EXTRAIT
* * *
En même temps que les médecins voulaient rendre infertile des femmes juives, ils cherchaient aussi à accroître la population aryenne. C’était le but des expériences de Joseph Mengele sur les jumeaux : trouver une méthode pour augmenter la fécondité des femmes allemandes.

Dans cet esprit de colonisation, les nazis pillaient, affamaient, exterminaient, esclavagisaient les populations slaves ; une domination absolue pour les seigneurs et maîtres du  futur  grand Reich de 1 000 ans. La stérilisation participait de cette idéologie nazie de pureté de la race, de la loi du sang et de la pré-dominance de la germanité. Johann Chapoutot nous explique tout cela avec talent.

Dans  la  deuxième  partie,  la  rencontre  entre  Génia  et  Aimé Oboeuf, je voulais éviter le pathos dans le genre « Une histoire d’amour à Auschwitz ». Au cours de l’entretien, Génia resta très pudique sur Aimé, et je compris que je devais rester dans la sobriété. Ensuite, il fallait expliquer pourquoi Aimé, communiste, non juif, fut déporté à Auschwitz. Je fis appel à Claudine Cardon-Hamet, historienne spécialiste de ceux qu’on a appelé « les 45 000 », dont le livre « Triangles rouges à Auschwitz » est une référence.
* * *
DONNÉES FOURNIES
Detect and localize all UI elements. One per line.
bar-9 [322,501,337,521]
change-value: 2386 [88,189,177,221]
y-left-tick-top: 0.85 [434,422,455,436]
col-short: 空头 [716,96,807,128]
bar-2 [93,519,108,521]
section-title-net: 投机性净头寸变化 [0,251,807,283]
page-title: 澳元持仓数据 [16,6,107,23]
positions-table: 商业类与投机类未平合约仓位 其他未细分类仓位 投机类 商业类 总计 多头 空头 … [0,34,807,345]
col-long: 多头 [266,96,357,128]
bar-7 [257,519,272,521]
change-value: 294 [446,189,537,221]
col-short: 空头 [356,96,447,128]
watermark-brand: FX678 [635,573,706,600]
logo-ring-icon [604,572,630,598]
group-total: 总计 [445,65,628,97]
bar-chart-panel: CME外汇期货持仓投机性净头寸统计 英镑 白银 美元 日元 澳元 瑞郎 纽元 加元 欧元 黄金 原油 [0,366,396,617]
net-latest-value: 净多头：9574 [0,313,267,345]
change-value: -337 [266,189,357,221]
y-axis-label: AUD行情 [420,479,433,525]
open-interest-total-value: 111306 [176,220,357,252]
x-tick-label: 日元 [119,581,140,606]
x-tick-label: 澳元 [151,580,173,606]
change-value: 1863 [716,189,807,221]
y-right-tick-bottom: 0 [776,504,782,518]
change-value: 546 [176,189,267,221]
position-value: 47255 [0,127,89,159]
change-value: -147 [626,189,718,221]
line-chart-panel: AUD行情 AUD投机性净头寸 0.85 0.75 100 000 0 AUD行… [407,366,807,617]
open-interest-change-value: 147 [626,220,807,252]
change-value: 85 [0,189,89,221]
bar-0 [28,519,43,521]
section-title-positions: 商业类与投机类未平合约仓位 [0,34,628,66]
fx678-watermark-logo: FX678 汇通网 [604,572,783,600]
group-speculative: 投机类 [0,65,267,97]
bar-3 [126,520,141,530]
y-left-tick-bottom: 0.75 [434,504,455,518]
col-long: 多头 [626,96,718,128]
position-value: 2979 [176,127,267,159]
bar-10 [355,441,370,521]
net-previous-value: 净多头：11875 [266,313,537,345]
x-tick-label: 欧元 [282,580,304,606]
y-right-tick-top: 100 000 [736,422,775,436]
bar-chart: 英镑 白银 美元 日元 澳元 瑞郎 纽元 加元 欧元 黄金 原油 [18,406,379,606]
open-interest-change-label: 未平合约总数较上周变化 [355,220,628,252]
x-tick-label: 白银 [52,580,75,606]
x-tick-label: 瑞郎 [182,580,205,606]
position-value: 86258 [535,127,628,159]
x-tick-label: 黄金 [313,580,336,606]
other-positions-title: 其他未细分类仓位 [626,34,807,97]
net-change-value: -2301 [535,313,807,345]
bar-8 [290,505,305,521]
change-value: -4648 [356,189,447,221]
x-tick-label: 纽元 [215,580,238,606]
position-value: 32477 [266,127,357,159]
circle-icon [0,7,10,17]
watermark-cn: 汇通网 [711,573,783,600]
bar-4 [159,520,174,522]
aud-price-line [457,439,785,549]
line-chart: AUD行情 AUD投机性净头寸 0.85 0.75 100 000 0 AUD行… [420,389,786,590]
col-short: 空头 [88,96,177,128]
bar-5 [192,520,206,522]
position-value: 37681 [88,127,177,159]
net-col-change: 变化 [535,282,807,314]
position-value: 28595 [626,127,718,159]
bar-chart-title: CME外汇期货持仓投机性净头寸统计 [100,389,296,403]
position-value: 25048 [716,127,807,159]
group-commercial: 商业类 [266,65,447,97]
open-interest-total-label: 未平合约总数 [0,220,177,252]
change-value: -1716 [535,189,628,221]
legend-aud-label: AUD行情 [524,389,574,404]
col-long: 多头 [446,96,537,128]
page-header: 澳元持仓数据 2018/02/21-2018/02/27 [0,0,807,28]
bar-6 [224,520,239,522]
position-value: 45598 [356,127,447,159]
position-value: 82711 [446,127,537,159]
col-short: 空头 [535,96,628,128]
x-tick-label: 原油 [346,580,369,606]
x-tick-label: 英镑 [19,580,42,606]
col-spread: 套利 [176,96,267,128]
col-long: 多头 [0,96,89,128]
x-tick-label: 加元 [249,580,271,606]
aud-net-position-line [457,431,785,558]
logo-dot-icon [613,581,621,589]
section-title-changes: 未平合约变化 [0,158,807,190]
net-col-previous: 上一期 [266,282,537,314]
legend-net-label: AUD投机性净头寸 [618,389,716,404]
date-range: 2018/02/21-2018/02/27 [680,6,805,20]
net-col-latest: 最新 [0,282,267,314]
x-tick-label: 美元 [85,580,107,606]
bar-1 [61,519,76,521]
* * *
CONSIGNES
1. Veuillez indiquer si chacune des affirmations suivantes concorde avec l'extrait, en répondant par oui ou non et en citant les mots qui tranchent : (a) les expériences de Joseph Mengele sur les jumeaux visaient à augmenter la fécondité des femmes allemandes ; (b) Aimé Oboeuf était juif ; (c) pendant l'entretien, Génia s'est longuement confiée au sujet d'Aimé.
2. D'après l'extrait, quel livre de Claudine Cardon-Hamet fait référence ?
3. Prolongez l'extrait sur Génia et Aimé Oboeuf à partir de sa dernière phrase.
Ces données viennent d'une autre source.

LISTE DES RÉPONSES
1.
(a) Oui : « trouver une méthode pour augmenter la fécondité des femmes allemandes ».
(b) Non : « Aimé, communiste, non juif ».
(c) Non : « Génia resta très pudique sur Aimé ».

2. « Triangles rouges à Auschwitz ».

3.
Il me faut remercier l’association « Mémoire vive des 45 000 et des 31 000 » et en particulier Claudine Ducastel et Gilbert Lazaroo qui, en 1997ont réalisé un long entretien filmé avec Aimé et Génia. La présence d’Aimé et son témoignage enrichissent considérablement le film.

C’est ainsi que j’ai fait connaissance avec Aimé Oboeuf. J’aurais aimé rencontrer cet homme, trop tôt disparu, dont la santé a été altérée par les horribles conditions de la vie concentrationnaire.

C’est une réalité : réaliser un film implique des choix et le plus difficile est de trier parmi les quelques dizaines d’heures de rushs rapportés des tournages et d’éliminer des passages, parce que la contrainte de la durée est présente en permanence, parce qu’un film n’est pas un livre, et que l’écriture, le rythme, « la musique » du film, imposent sans cesse d’avoir une vue sur l’ensemble. Il ne s’agit pas de se faire plaisir, on ne fait pas un film pour soi, mais pour les autres, pour les futurs spectateurs. Mon rôle est de mettre en forme tous les éléments, certes, mais je me place aussi en tant que spectatrice : « Qu’est-ce que j’aimerais voir, moi ? »

À côté de l’aspect technique, il y a bien entendu toute la responsabilité que nous portons en abordant des sujets aussi douloureux que la déportation. Une responsabilité énorme, qui porte sur la manière dont sera recueillie cette parole et de la façon dont elle sera transmise. Le respect de la parole donnée c’est une pensée qui ne me quitte jamais. En outre on sait combien il est difficile aux déportés de trouver les mots justes pour dire « l’indicible ». Un entretien avec un déporté est toujours émouvant et délicat pour les deux personnes, celle qui parle et celle qui filme.

Aujourd’hui Génia vit à Nevers, c’est là que nous lui montrâmes le film, elle regarda tout sans rien dire. À la fin, elle se tourna vers moi : « Quel travail, bravo ! » et elle ajouta : « C’est un film où je me reconnais ». Nous avions toutes les deux les larmes aux yeux.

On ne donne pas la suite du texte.